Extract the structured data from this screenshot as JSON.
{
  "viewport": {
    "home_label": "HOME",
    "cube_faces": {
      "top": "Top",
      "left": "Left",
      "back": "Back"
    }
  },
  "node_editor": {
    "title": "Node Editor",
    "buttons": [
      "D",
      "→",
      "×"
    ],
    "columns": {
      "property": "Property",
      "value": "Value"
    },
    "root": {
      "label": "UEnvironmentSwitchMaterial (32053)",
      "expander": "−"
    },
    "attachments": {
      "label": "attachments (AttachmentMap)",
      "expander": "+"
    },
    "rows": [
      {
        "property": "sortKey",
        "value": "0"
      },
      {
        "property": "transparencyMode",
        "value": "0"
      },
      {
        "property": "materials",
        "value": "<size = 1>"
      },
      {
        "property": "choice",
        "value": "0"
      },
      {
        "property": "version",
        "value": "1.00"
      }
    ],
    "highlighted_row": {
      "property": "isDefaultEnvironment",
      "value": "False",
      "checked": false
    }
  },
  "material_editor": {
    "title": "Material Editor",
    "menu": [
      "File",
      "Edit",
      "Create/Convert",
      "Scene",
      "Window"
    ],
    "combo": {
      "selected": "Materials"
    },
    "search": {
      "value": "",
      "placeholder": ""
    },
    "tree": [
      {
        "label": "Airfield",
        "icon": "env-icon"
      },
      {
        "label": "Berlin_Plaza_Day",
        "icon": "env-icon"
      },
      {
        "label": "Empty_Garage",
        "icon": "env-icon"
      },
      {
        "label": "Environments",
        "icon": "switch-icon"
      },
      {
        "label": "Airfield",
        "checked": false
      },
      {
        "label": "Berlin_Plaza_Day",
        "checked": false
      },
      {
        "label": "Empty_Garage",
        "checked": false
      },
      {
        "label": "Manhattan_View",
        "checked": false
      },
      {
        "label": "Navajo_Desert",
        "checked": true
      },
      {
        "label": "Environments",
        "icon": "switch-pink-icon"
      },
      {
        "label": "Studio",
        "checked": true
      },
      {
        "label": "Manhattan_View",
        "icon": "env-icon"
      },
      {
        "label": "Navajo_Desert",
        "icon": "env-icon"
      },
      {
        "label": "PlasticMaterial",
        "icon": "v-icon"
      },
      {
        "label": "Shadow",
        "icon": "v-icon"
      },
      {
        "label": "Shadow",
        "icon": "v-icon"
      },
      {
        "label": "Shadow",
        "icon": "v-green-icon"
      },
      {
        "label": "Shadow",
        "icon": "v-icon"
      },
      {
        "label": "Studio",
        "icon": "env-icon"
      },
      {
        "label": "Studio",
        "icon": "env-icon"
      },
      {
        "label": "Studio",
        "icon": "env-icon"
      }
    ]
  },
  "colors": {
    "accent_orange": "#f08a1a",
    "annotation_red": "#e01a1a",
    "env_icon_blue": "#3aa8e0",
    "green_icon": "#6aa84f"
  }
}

◆ ◆ ◆ ◆

### Exercise
Each record above should be returned exactly as it appears.

### Problem solution
Extract the structured data from this screenshot as JSON.
{
  "viewport": {
    "home_label": "HOME",
    "cube_faces": {
      "top": "Top",
      "left": "Left",
      "back": "Back"
    }
  },
  "node_editor": {
    "title": "Node Editor",
    "buttons": [
      "D",
      "→",
      "×"
    ],
    "columns": {
      "property": "Property",
      "value": "Value"
    },
    "root": {
      "label": "UEnvironmentSwitchMaterial (32053)",
      "expander": "−"
    },
    "attachments": {
      "label": "attachments (AttachmentMap)",
      "expander": "+"
    },
    "rows": [
      {
        "property": "sortKey",
        "value": "0"
      },
      {
        "property": "transparencyMode",
        "value": "0"
      },
      {
        "property": "materials",
        "value": "<size = 1>"
      },
      {
        "property": "choice",
        "value": "0"
      },
      {
        "property": "version",
        "value": "1.00"
      }
    ],
    "highlighted_row": {
      "property": "isDefaultEnvironment",
      "value": "False",
      "checked": false
    }
  },
  "material_editor": {
    "title": "Material Editor",
    "menu": [
      "File",
      "Edit",
      "Create/Convert",
      "Scene",
      "Window"
    ],
    "combo": {
      "selected": "Materials"
    },
    "search": {
      "value": "",
      "placeholder": ""
    },
    "tree": [
      {
        "label": "Airfield",
        "icon": "env-icon"
      },
      {
        "label": "Berlin_Plaza_Day",
        "icon": "env-icon"
      },
      {
        "label": "Empty_Garage",
        "icon": "env-icon"
      },
      {
        "label": "Environments",
        "icon": "switch-icon"
      },
      {
        "label": "Airfield",
        "checked": false
      },
      {
        "label": "Berlin_Plaza_Day",
        "checked": false
      },
      {
        "label": "Empty_Garage",
        "checked": false
      },
      {
        "label": "Manhattan_View",
        "checked": false
      },
      {
        "label": "Navajo_Desert",
        "checked": true
      },
      {
        "label": "Environments",
        "icon": "switch-pink-icon"
      },
      {
        "label": "Studio",
        "checked": true
      },
      {
        "label": "Manhattan_View",
        "icon": "env-icon"
      },
      {
        "label": "Navajo_Desert",
        "icon": "env-icon"
      },
      {
        "label": "PlasticMaterial",
        "icon": "v-icon"
      },
      {
        "label": "Shadow",
        "icon": "v-icon"
      },
      {
        "label": "Shadow",
        "icon": "v-icon"
      },
      {
        "label": "Shadow",
        "icon": "v-green-icon"
      },
      {
        "label": "Shadow",
        "icon": "v-icon"
      },
      {
        "label": "Studio",
        "icon": "env-icon"
      },
      {
        "label": "Studio",
        "icon": "env-icon"
      },
      {
        "label": "Studio",
        "icon": "env-icon"
      }
    ]
  },
  "colors": {
    "accent_orange": "#f08a1a",
    "annotation_red": "#e01a1a",
    "env_icon_blue": "#3aa8e0",
    "green_icon": "#6aa84f"
  }
}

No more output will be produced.